Copy out all lines carrying the word "并且出货要附有阻抗测试报告和阻抗测试条".
— begin —
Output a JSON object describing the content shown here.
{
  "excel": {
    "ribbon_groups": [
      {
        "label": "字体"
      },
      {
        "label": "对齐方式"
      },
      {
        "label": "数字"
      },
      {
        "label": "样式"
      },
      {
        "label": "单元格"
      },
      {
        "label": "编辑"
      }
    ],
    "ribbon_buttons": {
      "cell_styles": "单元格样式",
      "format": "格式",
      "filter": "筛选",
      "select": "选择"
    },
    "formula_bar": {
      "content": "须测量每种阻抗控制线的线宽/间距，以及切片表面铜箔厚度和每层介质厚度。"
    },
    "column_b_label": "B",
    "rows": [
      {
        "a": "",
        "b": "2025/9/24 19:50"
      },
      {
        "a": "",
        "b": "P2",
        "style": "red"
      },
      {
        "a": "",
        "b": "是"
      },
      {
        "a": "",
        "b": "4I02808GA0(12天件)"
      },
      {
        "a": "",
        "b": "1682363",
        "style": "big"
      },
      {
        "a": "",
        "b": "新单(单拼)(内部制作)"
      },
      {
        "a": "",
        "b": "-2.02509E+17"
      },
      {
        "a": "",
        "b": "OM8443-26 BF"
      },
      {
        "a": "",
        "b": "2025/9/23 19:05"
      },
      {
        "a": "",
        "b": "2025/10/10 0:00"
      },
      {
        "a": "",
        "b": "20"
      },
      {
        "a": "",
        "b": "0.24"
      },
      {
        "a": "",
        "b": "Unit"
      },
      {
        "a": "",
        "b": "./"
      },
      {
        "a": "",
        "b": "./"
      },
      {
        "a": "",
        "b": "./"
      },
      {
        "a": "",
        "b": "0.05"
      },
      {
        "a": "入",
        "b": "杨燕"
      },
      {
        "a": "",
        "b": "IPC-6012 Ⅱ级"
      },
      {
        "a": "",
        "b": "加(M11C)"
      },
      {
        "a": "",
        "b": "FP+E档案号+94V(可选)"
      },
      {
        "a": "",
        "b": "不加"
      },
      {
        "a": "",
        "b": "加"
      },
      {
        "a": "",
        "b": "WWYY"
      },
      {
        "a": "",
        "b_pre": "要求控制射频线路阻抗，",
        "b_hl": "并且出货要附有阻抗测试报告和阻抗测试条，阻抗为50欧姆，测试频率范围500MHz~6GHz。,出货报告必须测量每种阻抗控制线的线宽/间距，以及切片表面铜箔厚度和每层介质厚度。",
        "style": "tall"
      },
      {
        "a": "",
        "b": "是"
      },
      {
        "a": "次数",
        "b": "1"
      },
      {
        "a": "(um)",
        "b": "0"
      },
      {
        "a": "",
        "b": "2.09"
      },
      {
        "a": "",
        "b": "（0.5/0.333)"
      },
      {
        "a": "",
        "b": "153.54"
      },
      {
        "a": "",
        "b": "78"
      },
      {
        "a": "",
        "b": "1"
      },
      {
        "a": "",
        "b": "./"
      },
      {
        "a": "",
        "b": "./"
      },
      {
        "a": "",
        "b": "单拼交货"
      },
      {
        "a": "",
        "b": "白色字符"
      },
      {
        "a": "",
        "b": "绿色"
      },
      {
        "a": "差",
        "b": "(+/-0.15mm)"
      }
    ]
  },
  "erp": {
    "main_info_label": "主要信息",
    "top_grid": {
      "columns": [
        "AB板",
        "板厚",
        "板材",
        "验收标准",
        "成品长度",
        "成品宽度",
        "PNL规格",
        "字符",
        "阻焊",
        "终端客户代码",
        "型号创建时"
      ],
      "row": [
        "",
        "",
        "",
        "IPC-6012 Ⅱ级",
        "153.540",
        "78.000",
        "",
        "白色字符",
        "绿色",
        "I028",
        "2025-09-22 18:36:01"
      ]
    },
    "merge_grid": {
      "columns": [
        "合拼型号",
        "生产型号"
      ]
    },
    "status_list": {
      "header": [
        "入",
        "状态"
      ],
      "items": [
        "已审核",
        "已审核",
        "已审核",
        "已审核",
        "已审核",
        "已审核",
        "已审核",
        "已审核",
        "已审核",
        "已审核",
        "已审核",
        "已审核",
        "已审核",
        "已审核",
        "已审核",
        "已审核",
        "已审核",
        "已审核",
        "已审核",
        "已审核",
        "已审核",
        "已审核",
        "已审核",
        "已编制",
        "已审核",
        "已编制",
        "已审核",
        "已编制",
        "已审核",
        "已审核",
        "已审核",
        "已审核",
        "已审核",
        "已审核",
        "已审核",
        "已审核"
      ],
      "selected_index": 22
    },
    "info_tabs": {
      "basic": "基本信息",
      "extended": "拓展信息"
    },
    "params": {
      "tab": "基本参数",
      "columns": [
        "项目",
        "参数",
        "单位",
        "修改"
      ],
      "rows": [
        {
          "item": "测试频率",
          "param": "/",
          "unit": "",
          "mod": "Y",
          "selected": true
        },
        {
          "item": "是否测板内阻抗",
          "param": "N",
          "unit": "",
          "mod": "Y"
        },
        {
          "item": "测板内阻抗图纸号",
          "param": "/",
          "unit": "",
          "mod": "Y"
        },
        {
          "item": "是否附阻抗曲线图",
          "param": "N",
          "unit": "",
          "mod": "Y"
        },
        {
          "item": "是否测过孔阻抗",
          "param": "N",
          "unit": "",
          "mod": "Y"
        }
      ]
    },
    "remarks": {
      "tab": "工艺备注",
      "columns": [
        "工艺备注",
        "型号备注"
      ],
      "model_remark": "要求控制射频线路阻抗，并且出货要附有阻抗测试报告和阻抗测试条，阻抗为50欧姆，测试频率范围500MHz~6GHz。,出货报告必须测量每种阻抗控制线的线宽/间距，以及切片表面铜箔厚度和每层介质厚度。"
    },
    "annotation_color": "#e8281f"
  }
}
— end —
— begin —
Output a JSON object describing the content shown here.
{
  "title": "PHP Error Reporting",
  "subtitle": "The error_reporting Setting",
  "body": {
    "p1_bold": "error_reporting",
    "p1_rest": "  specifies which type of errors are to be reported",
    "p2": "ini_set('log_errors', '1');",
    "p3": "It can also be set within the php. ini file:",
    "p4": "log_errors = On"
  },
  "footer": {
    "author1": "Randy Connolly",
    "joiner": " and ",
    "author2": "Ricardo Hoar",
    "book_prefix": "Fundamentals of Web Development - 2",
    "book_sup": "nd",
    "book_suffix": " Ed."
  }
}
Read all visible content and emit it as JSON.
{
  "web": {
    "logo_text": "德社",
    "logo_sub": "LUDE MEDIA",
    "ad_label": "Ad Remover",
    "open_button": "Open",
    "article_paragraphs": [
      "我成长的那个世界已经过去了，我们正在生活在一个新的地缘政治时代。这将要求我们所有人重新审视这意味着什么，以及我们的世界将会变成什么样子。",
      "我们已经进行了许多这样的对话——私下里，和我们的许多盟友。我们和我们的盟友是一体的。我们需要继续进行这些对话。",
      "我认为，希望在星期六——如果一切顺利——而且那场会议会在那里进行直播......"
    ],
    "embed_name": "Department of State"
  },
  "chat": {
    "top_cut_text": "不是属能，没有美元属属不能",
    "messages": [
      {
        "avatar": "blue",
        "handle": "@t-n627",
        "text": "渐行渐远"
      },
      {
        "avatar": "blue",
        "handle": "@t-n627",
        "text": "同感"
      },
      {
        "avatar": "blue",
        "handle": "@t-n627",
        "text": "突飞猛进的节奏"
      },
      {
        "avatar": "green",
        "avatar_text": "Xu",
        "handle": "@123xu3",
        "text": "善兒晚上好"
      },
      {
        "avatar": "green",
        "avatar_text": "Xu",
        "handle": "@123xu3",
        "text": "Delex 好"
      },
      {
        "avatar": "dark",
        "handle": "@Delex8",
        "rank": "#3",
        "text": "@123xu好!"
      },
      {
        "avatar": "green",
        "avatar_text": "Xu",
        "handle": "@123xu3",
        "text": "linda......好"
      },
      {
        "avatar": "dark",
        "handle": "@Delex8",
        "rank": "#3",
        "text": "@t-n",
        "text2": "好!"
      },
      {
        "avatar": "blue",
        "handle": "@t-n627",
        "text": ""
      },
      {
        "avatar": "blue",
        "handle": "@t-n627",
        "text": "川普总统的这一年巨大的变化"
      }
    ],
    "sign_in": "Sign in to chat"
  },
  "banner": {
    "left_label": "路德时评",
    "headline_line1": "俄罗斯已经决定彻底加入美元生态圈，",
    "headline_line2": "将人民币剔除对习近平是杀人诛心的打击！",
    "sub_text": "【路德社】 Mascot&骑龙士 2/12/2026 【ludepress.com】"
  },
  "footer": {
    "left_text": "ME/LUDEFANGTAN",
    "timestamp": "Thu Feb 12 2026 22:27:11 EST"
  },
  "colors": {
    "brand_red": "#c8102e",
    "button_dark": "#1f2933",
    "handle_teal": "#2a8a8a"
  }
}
— end —
*Completed task*
        "b_hl": "并且出货要附有阻抗测试报告和阻抗测试条，阻抗为50欧姆，测试频率范围500MHz~6GHz。,出货报告必须测量每种阻抗控制线的线宽/间距，以及切片表面铜箔厚度和每层介质厚度。",
      "model_remark": "要求控制射频线路阻抗，并且出货要附有阻抗测试报告和阻抗测试条，阻抗为50欧姆，测试频率范围500MHz~6GHz。,出货报告必须测量每种阻抗控制线的线宽/间距，以及切片表面铜箔厚度和每层介质厚度。"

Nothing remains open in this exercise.